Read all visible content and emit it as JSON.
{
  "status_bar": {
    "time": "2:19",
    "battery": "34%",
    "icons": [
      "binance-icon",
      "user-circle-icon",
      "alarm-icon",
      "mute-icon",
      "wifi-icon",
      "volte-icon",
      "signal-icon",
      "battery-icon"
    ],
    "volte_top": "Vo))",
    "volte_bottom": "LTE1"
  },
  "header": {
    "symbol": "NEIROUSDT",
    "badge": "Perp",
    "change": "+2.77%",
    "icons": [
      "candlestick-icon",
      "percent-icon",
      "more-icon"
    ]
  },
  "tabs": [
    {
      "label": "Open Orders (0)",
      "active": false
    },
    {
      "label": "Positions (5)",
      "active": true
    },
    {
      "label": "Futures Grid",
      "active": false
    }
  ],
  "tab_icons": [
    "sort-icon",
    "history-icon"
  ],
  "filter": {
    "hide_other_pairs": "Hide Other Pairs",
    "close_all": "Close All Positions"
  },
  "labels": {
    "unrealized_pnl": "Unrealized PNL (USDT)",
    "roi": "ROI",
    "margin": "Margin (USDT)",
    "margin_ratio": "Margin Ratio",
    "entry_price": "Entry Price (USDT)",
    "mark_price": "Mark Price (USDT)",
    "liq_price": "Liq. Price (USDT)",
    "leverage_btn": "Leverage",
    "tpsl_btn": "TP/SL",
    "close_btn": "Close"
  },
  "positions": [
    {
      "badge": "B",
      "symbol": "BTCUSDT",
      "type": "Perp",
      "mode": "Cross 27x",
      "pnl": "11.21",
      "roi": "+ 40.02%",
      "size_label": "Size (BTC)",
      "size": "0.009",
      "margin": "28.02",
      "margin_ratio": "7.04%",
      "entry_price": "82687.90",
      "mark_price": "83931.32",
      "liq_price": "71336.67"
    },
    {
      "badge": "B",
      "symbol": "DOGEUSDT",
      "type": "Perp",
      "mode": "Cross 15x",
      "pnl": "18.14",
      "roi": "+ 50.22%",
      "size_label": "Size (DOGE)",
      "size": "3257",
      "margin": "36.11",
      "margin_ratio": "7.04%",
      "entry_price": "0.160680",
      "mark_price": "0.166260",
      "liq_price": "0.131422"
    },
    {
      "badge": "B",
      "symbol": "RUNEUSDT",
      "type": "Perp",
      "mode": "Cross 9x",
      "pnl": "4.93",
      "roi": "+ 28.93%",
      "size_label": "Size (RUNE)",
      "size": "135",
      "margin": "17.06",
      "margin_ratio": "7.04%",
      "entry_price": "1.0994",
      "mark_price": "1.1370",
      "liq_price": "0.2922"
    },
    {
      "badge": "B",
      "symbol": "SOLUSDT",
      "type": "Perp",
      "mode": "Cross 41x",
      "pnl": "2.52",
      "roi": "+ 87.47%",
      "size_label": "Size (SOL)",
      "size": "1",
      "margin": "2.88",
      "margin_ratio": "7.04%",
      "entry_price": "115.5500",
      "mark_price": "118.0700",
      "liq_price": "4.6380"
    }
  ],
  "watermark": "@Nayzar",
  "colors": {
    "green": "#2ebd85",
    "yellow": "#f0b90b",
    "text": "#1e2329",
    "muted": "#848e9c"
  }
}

The problem:
From the entries above, select each line containing the string "Cross".

Full answer:
      "mode": "Cross 27x",
      "mode": "Cross 15x",
      "mode": "Cross 9x",
      "mode": "Cross 41x",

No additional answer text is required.